__Written exercise__
Quote the listing below in its entirety.
=======
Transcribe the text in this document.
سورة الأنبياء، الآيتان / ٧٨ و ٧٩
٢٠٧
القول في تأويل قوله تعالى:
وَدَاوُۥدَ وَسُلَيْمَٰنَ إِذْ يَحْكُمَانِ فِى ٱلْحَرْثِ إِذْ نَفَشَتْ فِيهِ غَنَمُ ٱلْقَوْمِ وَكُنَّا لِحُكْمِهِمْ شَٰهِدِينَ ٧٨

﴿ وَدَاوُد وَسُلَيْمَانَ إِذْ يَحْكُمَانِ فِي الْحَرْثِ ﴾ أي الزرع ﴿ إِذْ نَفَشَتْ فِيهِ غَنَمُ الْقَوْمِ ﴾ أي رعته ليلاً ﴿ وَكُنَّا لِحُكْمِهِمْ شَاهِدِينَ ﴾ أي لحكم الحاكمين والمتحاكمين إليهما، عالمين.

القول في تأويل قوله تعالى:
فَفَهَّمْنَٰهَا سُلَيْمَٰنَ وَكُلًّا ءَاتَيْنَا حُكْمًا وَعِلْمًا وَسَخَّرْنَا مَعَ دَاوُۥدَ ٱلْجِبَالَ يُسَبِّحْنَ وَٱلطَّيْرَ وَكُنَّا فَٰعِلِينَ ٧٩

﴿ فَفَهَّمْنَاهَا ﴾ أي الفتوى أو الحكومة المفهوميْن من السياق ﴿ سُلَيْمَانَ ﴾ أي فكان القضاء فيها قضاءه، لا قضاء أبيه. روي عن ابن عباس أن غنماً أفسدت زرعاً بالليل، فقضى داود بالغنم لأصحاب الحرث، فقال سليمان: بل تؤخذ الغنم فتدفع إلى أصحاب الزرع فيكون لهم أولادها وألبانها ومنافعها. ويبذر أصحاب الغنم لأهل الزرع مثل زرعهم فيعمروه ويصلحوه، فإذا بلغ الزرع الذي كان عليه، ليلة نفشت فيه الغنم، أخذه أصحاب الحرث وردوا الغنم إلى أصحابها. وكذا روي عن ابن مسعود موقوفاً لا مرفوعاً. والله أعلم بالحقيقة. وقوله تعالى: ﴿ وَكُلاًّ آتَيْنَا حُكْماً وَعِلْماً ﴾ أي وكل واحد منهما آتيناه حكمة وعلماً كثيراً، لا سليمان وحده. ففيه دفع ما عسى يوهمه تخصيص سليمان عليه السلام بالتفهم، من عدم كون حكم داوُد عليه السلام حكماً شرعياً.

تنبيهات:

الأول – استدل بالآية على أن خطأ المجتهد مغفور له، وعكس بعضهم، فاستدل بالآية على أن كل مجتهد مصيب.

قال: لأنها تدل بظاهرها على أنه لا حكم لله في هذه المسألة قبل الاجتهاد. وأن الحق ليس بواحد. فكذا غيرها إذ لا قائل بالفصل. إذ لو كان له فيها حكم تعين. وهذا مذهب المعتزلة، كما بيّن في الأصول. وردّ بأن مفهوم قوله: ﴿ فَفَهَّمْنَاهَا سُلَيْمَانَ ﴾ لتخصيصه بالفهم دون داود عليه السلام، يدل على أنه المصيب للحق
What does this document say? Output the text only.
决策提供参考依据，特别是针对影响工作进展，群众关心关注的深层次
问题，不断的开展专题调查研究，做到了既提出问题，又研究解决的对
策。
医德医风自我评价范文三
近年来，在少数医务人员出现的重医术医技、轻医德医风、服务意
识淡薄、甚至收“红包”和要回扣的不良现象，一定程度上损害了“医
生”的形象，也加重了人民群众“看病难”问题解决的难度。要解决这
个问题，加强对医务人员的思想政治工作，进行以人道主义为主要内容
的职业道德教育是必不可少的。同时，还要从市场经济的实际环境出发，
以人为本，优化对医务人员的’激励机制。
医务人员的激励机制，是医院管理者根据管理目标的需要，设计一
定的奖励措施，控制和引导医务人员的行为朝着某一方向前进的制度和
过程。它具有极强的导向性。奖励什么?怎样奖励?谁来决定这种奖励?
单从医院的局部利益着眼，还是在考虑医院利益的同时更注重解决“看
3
=======
__Result__
Transcribe the text in this document.
سورة الأنبياء، الآيتان / ٧٨ و ٧٩
٢٠٧
القول في تأويل قوله تعالى:
وَدَاوُۥدَ وَسُلَيْمَٰنَ إِذْ يَحْكُمَانِ فِى ٱلْحَرْثِ إِذْ نَفَشَتْ فِيهِ غَنَمُ ٱلْقَوْمِ وَكُنَّا لِحُكْمِهِمْ شَٰهِدِينَ ٧٨

﴿ وَدَاوُد وَسُلَيْمَانَ إِذْ يَحْكُمَانِ فِي الْحَرْثِ ﴾ أي الزرع ﴿ إِذْ نَفَشَتْ فِيهِ غَنَمُ الْقَوْمِ ﴾ أي رعته ليلاً ﴿ وَكُنَّا لِحُكْمِهِمْ شَاهِدِينَ ﴾ أي لحكم الحاكمين والمتحاكمين إليهما، عالمين.

القول في تأويل قوله تعالى:
فَفَهَّمْنَٰهَا سُلَيْمَٰنَ وَكُلًّا ءَاتَيْنَا حُكْمًا وَعِلْمًا وَسَخَّرْنَا مَعَ دَاوُۥدَ ٱلْجِبَالَ يُسَبِّحْنَ وَٱلطَّيْرَ وَكُنَّا فَٰعِلِينَ ٧٩

﴿ فَفَهَّمْنَاهَا ﴾ أي الفتوى أو الحكومة المفهوميْن من السياق ﴿ سُلَيْمَانَ ﴾ أي فكان القضاء فيها قضاءه، لا قضاء أبيه. روي عن ابن عباس أن غنماً أفسدت زرعاً بالليل، فقضى داود بالغنم لأصحاب الحرث، فقال سليمان: بل تؤخذ الغنم فتدفع إلى أصحاب الزرع فيكون لهم أولادها وألبانها ومنافعها. ويبذر أصحاب الغنم لأهل الزرع مثل زرعهم فيعمروه ويصلحوه، فإذا بلغ الزرع الذي كان عليه، ليلة نفشت فيه الغنم، أخذه أصحاب الحرث وردوا الغنم إلى أصحابها. وكذا روي عن ابن مسعود موقوفاً لا مرفوعاً. والله أعلم بالحقيقة. وقوله تعالى: ﴿ وَكُلاًّ آتَيْنَا حُكْماً وَعِلْماً ﴾ أي وكل واحد منهما آتيناه حكمة وعلماً كثيراً، لا سليمان وحده. ففيه دفع ما عسى يوهمه تخصيص سليمان عليه السلام بالتفهم، من عدم كون حكم داوُد عليه السلام حكماً شرعياً.

تنبيهات:

الأول – استدل بالآية على أن خطأ المجتهد مغفور له، وعكس بعضهم، فاستدل بالآية على أن كل مجتهد مصيب.

قال: لأنها تدل بظاهرها على أنه لا حكم لله في هذه المسألة قبل الاجتهاد. وأن الحق ليس بواحد. فكذا غيرها إذ لا قائل بالفصل. إذ لو كان له فيها حكم تعين. وهذا مذهب المعتزلة، كما بيّن في الأصول. وردّ بأن مفهوم قوله: ﴿ فَفَهَّمْنَاهَا سُلَيْمَانَ ﴾ لتخصيصه بالفهم دون داود عليه السلام، يدل على أنه المصيب للحق
What does this document say? Output the text only.
决策提供参考依据，特别是针对影响工作进展，群众关心关注的深层次
问题，不断的开展专题调查研究，做到了既提出问题，又研究解决的对
策。
医德医风自我评价范文三
近年来，在少数医务人员出现的重医术医技、轻医德医风、服务意
识淡薄、甚至收“红包”和要回扣的不良现象，一定程度上损害了“医
生”的形象，也加重了人民群众“看病难”问题解决的难度。要解决这
个问题，加强对医务人员的思想政治工作，进行以人道主义为主要内容
的职业道德教育是必不可少的。同时，还要从市场经济的实际环境出发，
以人为本，优化对医务人员的’激励机制。
医务人员的激励机制，是医院管理者根据管理目标的需要，设计一
定的奖励措施，控制和引导医务人员的行为朝着某一方向前进的制度和
过程。它具有极强的导向性。奖励什么?怎样奖励?谁来决定这种奖励?
单从医院的局部利益着眼，还是在考虑医院利益的同时更注重解决“看
3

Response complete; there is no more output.